TASK TO COMPLETE - Give the number of lines in the records below that include "trop". Reply with that number alone.

## Begin RECORDS

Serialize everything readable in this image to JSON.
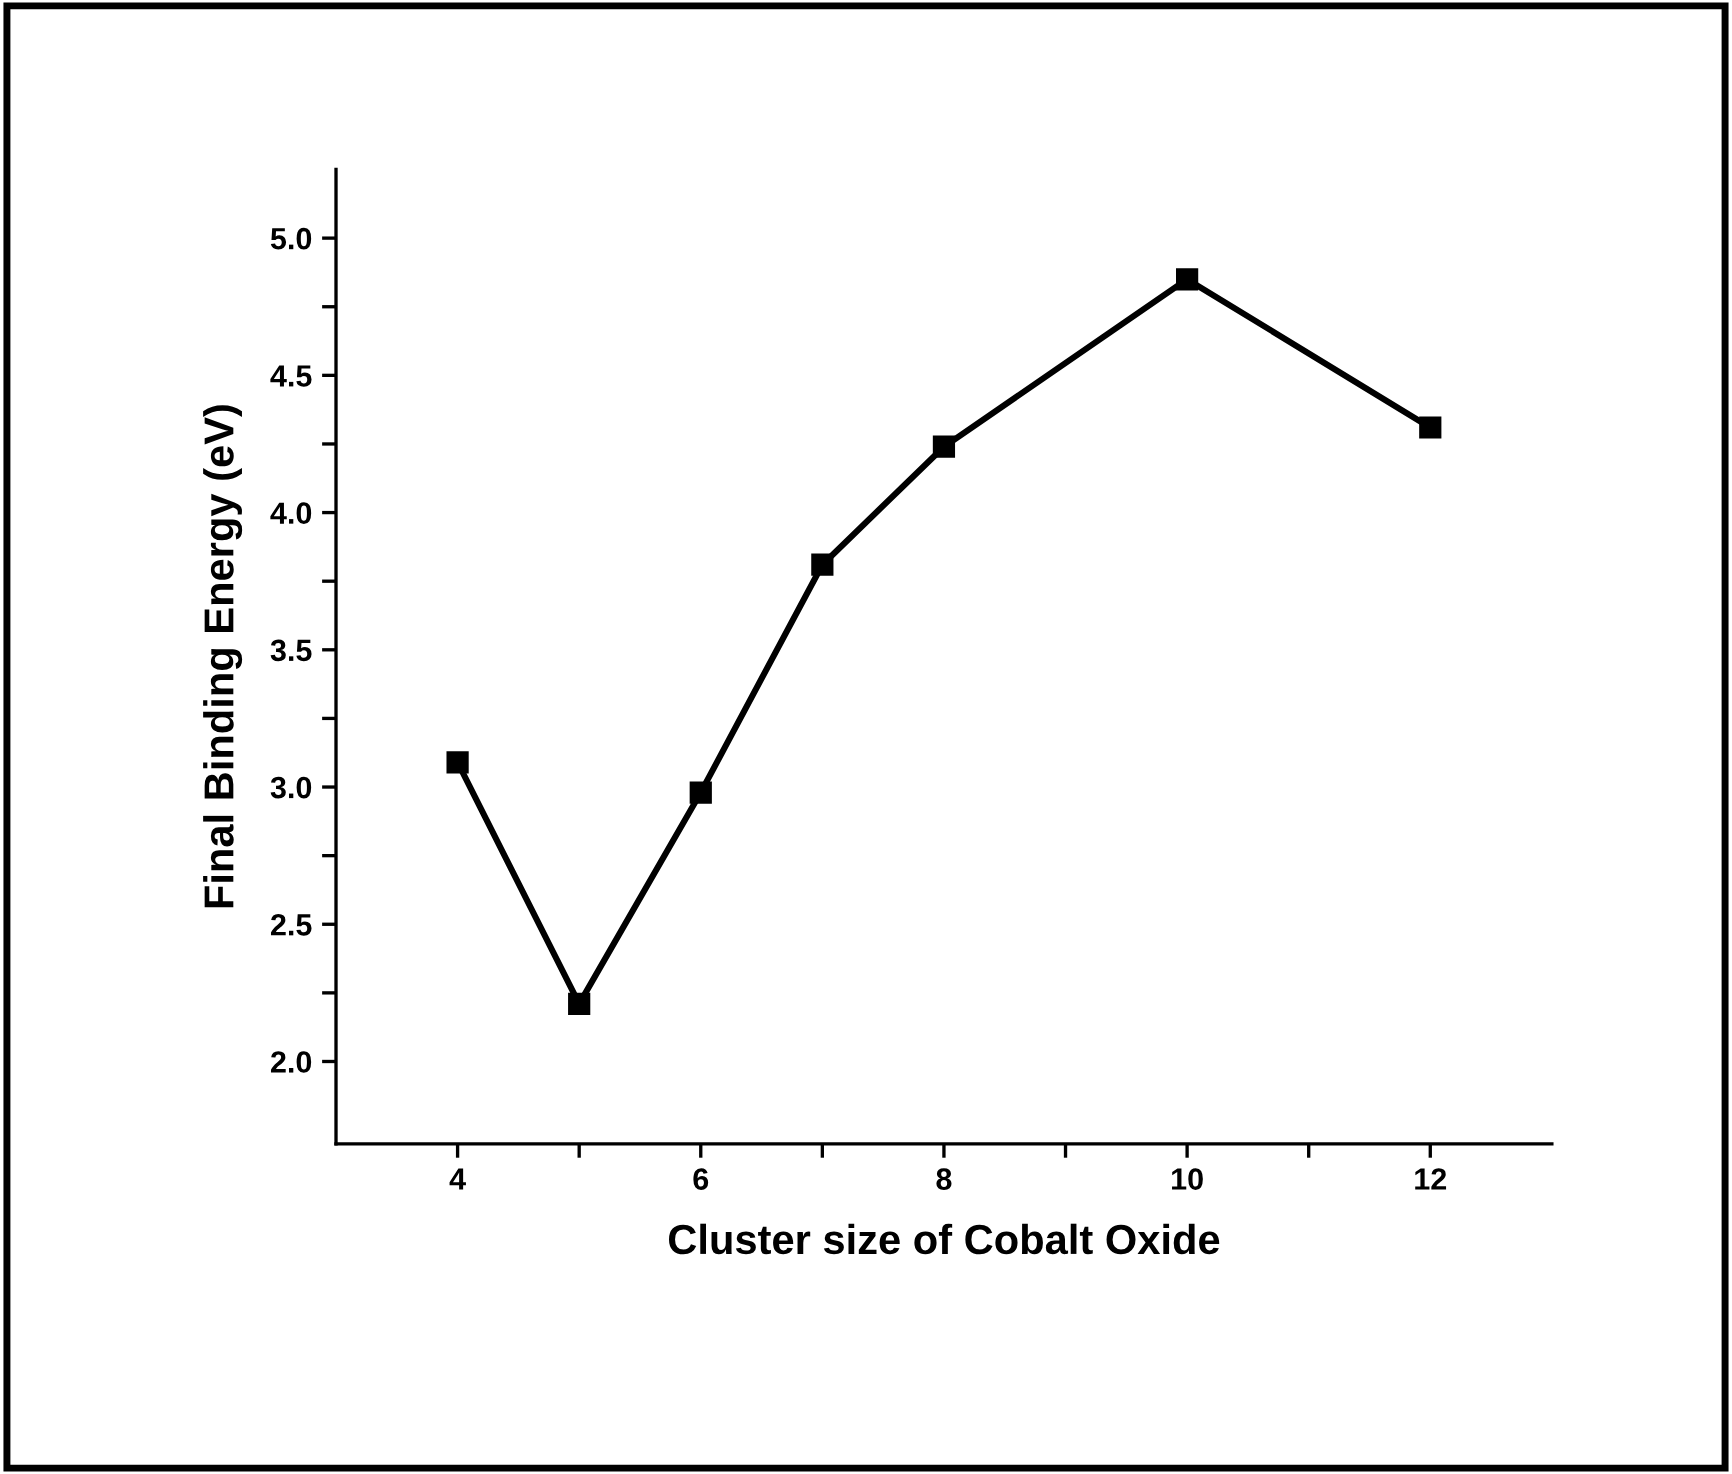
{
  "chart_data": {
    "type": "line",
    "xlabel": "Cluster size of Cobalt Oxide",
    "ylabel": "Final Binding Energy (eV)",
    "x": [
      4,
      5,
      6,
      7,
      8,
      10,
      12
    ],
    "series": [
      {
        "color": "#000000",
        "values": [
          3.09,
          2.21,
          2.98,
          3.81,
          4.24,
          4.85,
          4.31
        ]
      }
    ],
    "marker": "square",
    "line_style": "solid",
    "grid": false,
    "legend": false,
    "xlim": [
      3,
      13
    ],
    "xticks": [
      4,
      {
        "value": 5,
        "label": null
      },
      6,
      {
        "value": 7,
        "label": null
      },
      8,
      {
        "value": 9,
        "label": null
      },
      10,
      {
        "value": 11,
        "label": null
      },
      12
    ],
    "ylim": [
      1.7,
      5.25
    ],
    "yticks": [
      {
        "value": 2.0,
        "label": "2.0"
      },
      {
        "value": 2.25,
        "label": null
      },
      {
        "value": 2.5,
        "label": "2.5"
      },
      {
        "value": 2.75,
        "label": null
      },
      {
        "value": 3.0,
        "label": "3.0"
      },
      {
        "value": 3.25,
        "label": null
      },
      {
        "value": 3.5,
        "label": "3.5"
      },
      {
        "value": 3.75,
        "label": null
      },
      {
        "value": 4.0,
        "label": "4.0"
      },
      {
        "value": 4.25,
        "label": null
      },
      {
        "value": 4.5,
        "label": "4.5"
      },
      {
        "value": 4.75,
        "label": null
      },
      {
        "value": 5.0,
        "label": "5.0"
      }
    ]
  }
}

## End RECORDS
## Begin RECORDS

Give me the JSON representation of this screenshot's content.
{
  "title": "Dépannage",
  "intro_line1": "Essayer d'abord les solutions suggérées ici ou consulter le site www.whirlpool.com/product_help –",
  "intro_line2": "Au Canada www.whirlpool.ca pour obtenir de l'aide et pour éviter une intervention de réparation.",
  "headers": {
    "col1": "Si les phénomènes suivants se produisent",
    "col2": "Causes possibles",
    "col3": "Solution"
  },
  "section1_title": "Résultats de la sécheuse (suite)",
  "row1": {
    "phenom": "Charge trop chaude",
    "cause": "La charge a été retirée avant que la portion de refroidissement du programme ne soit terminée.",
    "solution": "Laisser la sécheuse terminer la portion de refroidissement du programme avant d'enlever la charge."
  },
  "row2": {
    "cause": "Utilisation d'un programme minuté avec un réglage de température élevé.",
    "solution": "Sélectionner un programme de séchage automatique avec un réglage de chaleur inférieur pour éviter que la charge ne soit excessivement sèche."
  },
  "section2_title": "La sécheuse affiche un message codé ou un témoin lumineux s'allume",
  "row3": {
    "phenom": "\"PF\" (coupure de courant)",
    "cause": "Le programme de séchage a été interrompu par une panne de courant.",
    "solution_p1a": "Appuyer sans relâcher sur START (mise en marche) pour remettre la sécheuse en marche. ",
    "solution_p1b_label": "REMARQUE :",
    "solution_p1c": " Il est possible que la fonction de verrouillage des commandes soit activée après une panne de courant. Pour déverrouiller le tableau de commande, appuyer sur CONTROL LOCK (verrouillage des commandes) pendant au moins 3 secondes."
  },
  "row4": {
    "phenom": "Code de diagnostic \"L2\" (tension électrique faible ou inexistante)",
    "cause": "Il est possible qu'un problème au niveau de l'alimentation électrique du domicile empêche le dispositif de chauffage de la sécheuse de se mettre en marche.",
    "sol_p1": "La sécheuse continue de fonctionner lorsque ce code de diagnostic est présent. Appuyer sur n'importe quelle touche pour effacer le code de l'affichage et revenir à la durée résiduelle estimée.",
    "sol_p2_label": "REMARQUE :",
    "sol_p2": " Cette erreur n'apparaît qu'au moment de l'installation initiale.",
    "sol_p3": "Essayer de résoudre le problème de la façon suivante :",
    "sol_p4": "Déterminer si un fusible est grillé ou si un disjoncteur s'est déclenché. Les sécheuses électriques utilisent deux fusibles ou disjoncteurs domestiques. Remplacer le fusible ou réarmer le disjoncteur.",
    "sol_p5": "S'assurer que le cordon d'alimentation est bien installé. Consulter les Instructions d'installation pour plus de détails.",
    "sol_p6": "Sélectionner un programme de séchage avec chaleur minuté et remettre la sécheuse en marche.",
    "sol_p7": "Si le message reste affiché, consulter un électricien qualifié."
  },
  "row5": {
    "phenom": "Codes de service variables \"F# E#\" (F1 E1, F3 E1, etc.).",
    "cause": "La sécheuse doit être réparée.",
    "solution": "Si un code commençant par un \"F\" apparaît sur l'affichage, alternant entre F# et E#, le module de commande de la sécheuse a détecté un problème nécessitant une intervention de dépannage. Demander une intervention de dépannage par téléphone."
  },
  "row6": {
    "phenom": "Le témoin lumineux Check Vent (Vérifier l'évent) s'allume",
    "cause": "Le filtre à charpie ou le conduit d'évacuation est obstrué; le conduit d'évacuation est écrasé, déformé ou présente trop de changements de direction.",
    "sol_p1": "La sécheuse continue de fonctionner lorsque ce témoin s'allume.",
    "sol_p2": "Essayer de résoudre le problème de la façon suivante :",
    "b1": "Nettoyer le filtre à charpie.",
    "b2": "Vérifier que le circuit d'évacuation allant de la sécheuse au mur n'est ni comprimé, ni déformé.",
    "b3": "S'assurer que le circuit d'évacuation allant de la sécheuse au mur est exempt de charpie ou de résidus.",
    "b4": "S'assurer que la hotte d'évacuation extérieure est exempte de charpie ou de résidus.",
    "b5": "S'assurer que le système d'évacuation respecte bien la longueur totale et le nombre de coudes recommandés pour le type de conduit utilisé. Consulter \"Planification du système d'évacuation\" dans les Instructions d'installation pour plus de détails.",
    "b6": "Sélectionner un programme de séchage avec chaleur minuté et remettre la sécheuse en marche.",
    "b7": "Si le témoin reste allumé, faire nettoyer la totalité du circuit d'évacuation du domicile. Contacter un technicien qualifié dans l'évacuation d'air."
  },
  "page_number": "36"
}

## End RECORDS

EXERCISE ANSWER - 2